Recorded data:
- - - - - - -

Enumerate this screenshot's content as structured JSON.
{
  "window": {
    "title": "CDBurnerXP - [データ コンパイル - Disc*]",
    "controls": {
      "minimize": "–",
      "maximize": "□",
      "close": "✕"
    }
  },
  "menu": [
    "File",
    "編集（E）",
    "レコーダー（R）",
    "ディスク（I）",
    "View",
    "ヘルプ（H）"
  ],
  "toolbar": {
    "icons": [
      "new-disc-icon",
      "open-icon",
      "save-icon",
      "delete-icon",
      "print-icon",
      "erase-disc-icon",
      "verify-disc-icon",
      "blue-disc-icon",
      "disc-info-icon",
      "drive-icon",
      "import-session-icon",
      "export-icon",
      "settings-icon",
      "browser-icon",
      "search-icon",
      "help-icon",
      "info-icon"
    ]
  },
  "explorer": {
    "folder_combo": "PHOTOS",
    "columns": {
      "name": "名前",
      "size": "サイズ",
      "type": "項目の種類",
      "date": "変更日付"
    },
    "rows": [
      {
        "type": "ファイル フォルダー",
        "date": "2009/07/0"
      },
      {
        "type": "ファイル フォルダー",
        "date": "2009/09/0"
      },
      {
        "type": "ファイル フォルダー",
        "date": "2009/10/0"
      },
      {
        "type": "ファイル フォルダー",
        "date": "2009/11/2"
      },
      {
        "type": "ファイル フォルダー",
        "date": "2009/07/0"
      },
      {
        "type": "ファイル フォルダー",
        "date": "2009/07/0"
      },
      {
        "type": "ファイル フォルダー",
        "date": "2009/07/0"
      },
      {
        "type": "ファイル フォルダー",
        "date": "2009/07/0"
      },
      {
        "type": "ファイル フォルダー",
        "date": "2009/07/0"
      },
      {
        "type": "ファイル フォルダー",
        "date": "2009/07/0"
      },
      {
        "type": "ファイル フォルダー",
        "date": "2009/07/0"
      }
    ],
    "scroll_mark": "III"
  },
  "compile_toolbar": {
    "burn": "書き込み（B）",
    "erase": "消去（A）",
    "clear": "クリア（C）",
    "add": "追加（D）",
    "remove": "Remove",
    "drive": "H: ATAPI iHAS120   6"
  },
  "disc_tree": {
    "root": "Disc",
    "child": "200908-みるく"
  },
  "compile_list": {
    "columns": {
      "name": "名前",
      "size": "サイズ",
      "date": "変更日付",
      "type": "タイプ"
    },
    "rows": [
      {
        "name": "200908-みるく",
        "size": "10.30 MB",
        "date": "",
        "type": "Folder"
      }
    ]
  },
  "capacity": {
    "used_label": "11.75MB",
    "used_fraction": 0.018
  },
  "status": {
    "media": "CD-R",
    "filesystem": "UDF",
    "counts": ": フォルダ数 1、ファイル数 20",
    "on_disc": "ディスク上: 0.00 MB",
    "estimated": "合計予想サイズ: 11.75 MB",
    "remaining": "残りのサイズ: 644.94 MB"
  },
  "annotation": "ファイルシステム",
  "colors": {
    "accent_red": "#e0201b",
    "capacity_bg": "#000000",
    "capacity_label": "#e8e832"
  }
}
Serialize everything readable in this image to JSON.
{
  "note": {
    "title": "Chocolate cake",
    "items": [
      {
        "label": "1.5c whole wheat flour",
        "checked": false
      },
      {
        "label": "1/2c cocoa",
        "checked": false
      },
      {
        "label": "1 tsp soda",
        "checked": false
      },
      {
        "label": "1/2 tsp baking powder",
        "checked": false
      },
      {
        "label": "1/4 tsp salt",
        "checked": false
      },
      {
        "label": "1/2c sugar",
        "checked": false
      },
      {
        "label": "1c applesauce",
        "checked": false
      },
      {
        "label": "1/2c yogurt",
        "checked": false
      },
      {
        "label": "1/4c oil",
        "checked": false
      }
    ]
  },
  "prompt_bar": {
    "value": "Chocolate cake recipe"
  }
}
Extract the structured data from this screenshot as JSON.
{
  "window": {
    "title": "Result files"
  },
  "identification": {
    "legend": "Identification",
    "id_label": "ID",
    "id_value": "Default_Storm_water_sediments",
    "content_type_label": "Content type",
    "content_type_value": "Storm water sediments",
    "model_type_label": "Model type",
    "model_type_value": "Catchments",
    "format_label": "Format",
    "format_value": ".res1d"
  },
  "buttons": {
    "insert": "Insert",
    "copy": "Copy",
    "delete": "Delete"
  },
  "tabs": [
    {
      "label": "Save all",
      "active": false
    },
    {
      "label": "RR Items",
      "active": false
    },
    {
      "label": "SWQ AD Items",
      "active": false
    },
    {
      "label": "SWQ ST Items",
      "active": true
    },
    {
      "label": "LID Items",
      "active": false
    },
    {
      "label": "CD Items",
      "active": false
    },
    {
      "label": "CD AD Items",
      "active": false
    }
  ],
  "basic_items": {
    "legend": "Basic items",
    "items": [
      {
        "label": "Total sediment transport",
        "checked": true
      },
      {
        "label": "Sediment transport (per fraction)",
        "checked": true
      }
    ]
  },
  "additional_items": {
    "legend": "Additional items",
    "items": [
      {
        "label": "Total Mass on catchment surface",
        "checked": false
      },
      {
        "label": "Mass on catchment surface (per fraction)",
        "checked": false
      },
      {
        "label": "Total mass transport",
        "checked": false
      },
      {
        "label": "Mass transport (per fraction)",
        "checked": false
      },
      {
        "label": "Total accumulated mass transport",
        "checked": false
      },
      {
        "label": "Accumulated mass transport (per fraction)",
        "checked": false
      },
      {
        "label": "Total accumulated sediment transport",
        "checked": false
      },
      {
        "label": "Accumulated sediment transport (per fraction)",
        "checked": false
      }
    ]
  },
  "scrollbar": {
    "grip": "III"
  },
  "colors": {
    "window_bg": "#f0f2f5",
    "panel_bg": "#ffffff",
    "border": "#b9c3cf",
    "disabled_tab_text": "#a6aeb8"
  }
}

- - - - - - -

Objective
Copy out the lines that hold "structured".

Task answer
Enumerate this screenshot's content as structured JSON.
Extract the structured data from this screenshot as JSON.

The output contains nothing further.